TASK REQUIREMENTS – Sort through the data and copy the lines holding the word "dans".

MATERIAL FOR THIS EXERCISE –
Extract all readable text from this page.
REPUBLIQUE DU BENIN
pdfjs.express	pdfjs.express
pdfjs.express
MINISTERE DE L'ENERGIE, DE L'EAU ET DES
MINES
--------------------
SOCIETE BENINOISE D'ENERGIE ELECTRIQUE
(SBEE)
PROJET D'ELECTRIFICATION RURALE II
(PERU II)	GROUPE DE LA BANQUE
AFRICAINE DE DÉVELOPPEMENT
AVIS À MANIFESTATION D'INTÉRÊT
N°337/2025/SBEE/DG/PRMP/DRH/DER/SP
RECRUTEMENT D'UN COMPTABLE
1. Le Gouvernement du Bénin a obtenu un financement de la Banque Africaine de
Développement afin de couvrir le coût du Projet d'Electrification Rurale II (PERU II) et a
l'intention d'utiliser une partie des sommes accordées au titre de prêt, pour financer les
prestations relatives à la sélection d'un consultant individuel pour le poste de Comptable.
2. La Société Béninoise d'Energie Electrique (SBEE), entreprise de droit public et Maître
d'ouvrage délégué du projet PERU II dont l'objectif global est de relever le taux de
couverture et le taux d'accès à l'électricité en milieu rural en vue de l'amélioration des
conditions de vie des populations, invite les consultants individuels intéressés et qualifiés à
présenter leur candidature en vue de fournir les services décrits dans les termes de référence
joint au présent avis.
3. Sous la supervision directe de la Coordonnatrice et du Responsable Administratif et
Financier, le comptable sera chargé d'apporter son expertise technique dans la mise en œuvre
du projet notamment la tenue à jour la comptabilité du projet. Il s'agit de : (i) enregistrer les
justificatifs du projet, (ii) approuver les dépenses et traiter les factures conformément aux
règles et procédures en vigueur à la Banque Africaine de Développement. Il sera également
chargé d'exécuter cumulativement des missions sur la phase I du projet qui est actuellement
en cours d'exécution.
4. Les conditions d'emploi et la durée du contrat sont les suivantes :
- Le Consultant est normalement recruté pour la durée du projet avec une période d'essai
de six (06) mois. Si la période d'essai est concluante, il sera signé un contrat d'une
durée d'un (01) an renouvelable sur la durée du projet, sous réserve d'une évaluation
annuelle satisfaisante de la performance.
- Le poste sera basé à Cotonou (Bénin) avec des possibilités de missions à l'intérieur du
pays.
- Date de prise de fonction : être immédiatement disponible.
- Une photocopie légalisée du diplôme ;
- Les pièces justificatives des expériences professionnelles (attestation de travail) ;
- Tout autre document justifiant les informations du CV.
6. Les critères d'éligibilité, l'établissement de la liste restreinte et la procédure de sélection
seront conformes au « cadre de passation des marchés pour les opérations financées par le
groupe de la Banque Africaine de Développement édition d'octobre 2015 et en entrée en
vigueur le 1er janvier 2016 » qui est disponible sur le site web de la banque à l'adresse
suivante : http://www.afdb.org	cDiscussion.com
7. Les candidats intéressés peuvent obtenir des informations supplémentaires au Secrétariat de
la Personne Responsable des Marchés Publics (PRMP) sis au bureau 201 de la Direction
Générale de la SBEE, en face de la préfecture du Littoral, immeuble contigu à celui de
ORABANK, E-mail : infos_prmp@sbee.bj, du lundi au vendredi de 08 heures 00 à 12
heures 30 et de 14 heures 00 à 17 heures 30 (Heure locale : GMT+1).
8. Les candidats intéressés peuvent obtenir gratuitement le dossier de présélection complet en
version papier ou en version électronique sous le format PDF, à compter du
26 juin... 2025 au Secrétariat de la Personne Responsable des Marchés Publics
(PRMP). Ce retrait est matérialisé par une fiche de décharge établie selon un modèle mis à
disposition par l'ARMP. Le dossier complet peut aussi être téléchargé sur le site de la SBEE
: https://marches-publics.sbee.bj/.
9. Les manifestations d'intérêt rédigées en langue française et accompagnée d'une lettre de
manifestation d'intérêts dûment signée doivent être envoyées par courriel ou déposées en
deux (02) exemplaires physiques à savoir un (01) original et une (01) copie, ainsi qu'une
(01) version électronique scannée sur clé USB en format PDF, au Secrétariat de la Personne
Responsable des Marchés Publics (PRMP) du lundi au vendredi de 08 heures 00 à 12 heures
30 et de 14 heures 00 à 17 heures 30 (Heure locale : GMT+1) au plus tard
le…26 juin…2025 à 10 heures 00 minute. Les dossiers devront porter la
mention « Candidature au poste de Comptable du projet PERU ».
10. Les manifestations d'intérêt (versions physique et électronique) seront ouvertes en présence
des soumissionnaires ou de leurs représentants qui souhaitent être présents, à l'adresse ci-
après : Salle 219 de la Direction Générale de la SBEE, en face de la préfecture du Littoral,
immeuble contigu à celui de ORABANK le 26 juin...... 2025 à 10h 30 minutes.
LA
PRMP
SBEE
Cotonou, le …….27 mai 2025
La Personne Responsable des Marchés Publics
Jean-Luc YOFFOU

SOLUTION –
présenter leur candidature en vue de fournir les services décrits dans les termes de référence
Financier, le comptable sera chargé d'apporter son expertise technique dans la mise en œuvre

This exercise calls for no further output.